### Aim
Extract every record, keeping each one exactly as it is.

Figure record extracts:
■ ■ ■

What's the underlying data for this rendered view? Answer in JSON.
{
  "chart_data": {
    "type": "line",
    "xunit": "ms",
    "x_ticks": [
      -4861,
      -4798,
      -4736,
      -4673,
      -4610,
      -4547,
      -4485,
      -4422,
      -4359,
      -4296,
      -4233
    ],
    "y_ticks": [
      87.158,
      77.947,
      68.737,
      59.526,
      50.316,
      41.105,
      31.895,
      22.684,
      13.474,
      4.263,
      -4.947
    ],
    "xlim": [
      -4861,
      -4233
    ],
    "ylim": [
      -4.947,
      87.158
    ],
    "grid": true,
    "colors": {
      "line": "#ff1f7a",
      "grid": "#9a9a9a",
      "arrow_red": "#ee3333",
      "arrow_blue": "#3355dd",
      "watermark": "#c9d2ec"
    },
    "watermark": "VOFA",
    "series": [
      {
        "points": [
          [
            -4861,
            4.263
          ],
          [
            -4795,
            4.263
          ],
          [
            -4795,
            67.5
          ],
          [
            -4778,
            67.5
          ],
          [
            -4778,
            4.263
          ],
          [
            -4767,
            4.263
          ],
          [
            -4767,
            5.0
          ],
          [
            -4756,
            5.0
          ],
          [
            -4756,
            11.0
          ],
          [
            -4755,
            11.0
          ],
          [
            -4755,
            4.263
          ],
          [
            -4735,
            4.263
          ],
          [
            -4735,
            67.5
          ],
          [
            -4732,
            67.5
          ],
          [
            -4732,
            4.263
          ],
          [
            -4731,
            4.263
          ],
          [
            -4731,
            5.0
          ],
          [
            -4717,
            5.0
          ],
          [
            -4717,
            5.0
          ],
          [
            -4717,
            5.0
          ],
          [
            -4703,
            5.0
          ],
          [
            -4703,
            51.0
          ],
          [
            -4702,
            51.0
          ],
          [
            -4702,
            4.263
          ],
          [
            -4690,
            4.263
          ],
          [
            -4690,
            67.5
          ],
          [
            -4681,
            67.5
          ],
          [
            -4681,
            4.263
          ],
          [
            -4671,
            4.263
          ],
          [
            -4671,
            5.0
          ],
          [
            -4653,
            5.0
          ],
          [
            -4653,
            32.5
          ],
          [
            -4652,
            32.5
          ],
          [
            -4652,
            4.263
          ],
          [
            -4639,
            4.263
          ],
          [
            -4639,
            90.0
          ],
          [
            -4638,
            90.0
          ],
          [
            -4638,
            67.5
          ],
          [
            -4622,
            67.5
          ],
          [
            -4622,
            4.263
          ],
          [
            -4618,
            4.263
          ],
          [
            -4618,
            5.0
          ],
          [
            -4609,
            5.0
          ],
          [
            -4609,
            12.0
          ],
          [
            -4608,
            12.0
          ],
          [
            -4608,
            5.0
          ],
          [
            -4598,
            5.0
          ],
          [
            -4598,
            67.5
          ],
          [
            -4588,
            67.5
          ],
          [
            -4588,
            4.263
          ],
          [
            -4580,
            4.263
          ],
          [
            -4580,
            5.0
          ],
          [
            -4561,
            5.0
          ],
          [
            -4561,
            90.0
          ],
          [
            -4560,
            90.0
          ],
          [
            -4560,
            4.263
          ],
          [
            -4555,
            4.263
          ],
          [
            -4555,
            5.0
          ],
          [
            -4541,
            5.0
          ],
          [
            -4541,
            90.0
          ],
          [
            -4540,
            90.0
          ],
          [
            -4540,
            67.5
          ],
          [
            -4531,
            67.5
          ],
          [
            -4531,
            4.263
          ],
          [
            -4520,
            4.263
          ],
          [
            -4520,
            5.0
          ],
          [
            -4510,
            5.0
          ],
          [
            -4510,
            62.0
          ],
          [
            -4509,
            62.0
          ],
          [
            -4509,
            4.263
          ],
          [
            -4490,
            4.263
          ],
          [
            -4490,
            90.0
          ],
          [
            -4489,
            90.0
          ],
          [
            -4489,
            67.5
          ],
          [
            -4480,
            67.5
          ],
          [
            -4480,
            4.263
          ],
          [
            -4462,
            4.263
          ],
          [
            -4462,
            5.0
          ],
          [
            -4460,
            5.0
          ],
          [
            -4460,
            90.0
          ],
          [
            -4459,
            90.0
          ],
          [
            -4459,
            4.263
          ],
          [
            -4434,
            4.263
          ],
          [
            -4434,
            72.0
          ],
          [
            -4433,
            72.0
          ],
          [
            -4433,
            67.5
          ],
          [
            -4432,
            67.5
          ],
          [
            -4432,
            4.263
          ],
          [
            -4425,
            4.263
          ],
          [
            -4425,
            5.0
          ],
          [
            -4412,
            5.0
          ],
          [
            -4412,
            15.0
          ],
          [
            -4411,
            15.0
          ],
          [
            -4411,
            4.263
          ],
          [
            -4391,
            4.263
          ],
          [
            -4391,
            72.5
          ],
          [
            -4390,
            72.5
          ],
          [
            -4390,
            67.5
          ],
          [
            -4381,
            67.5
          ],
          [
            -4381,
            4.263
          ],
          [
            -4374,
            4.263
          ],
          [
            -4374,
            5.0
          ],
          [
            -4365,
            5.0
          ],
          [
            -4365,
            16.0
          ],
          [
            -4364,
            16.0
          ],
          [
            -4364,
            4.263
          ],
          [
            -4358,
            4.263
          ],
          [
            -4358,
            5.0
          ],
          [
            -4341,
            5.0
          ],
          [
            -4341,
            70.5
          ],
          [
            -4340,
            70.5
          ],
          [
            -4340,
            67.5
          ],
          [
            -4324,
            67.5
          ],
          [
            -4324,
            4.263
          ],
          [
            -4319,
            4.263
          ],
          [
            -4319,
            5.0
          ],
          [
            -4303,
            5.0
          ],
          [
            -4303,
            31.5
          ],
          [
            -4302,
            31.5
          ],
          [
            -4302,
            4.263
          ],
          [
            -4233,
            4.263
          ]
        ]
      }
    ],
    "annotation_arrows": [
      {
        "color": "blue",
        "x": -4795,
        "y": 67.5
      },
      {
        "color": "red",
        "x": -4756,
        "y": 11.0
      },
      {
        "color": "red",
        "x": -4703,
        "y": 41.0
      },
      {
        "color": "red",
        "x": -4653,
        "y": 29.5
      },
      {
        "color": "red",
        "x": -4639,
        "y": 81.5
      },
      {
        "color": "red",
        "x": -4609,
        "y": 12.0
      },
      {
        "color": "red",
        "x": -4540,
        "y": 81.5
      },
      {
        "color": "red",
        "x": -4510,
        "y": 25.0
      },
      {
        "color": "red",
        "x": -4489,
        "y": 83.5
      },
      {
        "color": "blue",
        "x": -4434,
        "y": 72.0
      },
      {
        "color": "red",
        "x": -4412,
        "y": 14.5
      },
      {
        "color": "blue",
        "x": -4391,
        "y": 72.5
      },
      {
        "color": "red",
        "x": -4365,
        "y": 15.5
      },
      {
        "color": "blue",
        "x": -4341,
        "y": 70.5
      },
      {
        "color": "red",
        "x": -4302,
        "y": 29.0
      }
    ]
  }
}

■ ■ ■

### The output
What's the underlying data for this rendered view? Answer in JSON.
{
  "chart_data": {
    "type": "line",
    "xunit": "ms",
    "x_ticks": [
      -4861,
      -4798,
      -4736,
      -4673,
      -4610,
      -4547,
      -4485,
      -4422,
      -4359,
      -4296,
      -4233
    ],
    "y_ticks": [
      87.158,
      77.947,
      68.737,
      59.526,
      50.316,
      41.105,
      31.895,
      22.684,
      13.474,
      4.263,
      -4.947
    ],
    "xlim": [
      -4861,
      -4233
    ],
    "ylim": [
      -4.947,
      87.158
    ],
    "grid": true,
    "colors": {
      "line": "#ff1f7a",
      "grid": "#9a9a9a",
      "arrow_red": "#ee3333",
      "arrow_blue": "#3355dd",
      "watermark": "#c9d2ec"
    },
    "watermark": "VOFA",
    "series": [
      {
        "points": [
          [
            -4861,
            4.263
          ],
          [
            -4795,
            4.263
          ],
          [
            -4795,
            67.5
          ],
          [
            -4778,
            67.5
          ],
          [
            -4778,
            4.263
          ],
          [
            -4767,
            4.263
          ],
          [
            -4767,
            5.0
          ],
          [
            -4756,
            5.0
          ],
          [
            -4756,
            11.0
          ],
          [
            -4755,
            11.0
          ],
          [
            -4755,
            4.263
          ],
          [
            -4735,
            4.263
          ],
          [
            -4735,
            67.5
          ],
          [
            -4732,
            67.5
          ],
          [
            -4732,
            4.263
          ],
          [
            -4731,
            4.263
          ],
          [
            -4731,
            5.0
          ],
          [
            -4717,
            5.0
          ],
          [
            -4717,
            5.0
          ],
          [
            -4717,
            5.0
          ],
          [
            -4703,
            5.0
          ],
          [
            -4703,
            51.0
          ],
          [
            -4702,
            51.0
          ],
          [
            -4702,
            4.263
          ],
          [
            -4690,
            4.263
          ],
          [
            -4690,
            67.5
          ],
          [
            -4681,
            67.5
          ],
          [
            -4681,
            4.263
          ],
          [
            -4671,
            4.263
          ],
          [
            -4671,
            5.0
          ],
          [
            -4653,
            5.0
          ],
          [
            -4653,
            32.5
          ],
          [
            -4652,
            32.5
          ],
          [
            -4652,
            4.263
          ],
          [
            -4639,
            4.263
          ],
          [
            -4639,
            90.0
          ],
          [
            -4638,
            90.0
          ],
          [
            -4638,
            67.5
          ],
          [
            -4622,
            67.5
          ],
          [
            -4622,
            4.263
          ],
          [
            -4618,
            4.263
          ],
          [
            -4618,
            5.0
          ],
          [
            -4609,
            5.0
          ],
          [
            -4609,
            12.0
          ],
          [
            -4608,
            12.0
          ],
          [
            -4608,
            5.0
          ],
          [
            -4598,
            5.0
          ],
          [
            -4598,
            67.5
          ],
          [
            -4588,
            67.5
          ],
          [
            -4588,
            4.263
          ],
          [
            -4580,
            4.263
          ],
          [
            -4580,
            5.0
          ],
          [
            -4561,
            5.0
          ],
          [
            -4561,
            90.0
          ],
          [
            -4560,
            90.0
          ],
          [
            -4560,
            4.263
          ],
          [
            -4555,
            4.263
          ],
          [
            -4555,
            5.0
          ],
          [
            -4541,
            5.0
          ],
          [
            -4541,
            90.0
          ],
          [
            -4540,
            90.0
          ],
          [
            -4540,
            67.5
          ],
          [
            -4531,
            67.5
          ],
          [
            -4531,
            4.263
          ],
          [
            -4520,
            4.263
          ],
          [
            -4520,
            5.0
          ],
          [
            -4510,
            5.0
          ],
          [
            -4510,
            62.0
          ],
          [
            -4509,
            62.0
          ],
          [
            -4509,
            4.263
          ],
          [
            -4490,
            4.263
          ],
          [
            -4490,
            90.0
          ],
          [
            -4489,
            90.0
          ],
          [
            -4489,
            67.5
          ],
          [
            -4480,
            67.5
          ],
          [
            -4480,
            4.263
          ],
          [
            -4462,
            4.263
          ],
          [
            -4462,
            5.0
          ],
          [
            -4460,
            5.0
          ],
          [
            -4460,
            90.0
          ],
          [
            -4459,
            90.0
          ],
          [
            -4459,
            4.263
          ],
          [
            -4434,
            4.263
          ],
          [
            -4434,
            72.0
          ],
          [
            -4433,
            72.0
          ],
          [
            -4433,
            67.5
          ],
          [
            -4432,
            67.5
          ],
          [
            -4432,
            4.263
          ],
          [
            -4425,
            4.263
          ],
          [
            -4425,
            5.0
          ],
          [
            -4412,
            5.0
          ],
          [
            -4412,
            15.0
          ],
          [
            -4411,
            15.0
          ],
          [
            -4411,
            4.263
          ],
          [
            -4391,
            4.263
          ],
          [
            -4391,
            72.5
          ],
          [
            -4390,
            72.5
          ],
          [
            -4390,
            67.5
          ],
          [
            -4381,
            67.5
          ],
          [
            -4381,
            4.263
          ],
          [
            -4374,
            4.263
          ],
          [
            -4374,
            5.0
          ],
          [
            -4365,
            5.0
          ],
          [
            -4365,
            16.0
          ],
          [
            -4364,
            16.0
          ],
          [
            -4364,
            4.263
          ],
          [
            -4358,
            4.263
          ],
          [
            -4358,
            5.0
          ],
          [
            -4341,
            5.0
          ],
          [
            -4341,
            70.5
          ],
          [
            -4340,
            70.5
          ],
          [
            -4340,
            67.5
          ],
          [
            -4324,
            67.5
          ],
          [
            -4324,
            4.263
          ],
          [
            -4319,
            4.263
          ],
          [
            -4319,
            5.0
          ],
          [
            -4303,
            5.0
          ],
          [
            -4303,
            31.5
          ],
          [
            -4302,
            31.5
          ],
          [
            -4302,
            4.263
          ],
          [
            -4233,
            4.263
          ]
        ]
      }
    ],
    "annotation_arrows": [
      {
        "color": "blue",
        "x": -4795,
        "y": 67.5
      },
      {
        "color": "red",
        "x": -4756,
        "y": 11.0
      },
      {
        "color": "red",
        "x": -4703,
        "y": 41.0
      },
      {
        "color": "red",
        "x": -4653,
        "y": 29.5
      },
      {
        "color": "red",
        "x": -4639,
        "y": 81.5
      },
      {
        "color": "red",
        "x": -4609,
        "y": 12.0
      },
      {
        "color": "red",
        "x": -4540,
        "y": 81.5
      },
      {
        "color": "red",
        "x": -4510,
        "y": 25.0
      },
      {
        "color": "red",
        "x": -4489,
        "y": 83.5
      },
      {
        "color": "blue",
        "x": -4434,
        "y": 72.0
      },
      {
        "color": "red",
        "x": -4412,
        "y": 14.5
      },
      {
        "color": "blue",
        "x": -4391,
        "y": 72.5
      },
      {
        "color": "red",
        "x": -4365,
        "y": 15.5
      },
      {
        "color": "blue",
        "x": -4341,
        "y": 70.5
      },
      {
        "color": "red",
        "x": -4302,
        "y": 29.0
      }
    ]
  }
}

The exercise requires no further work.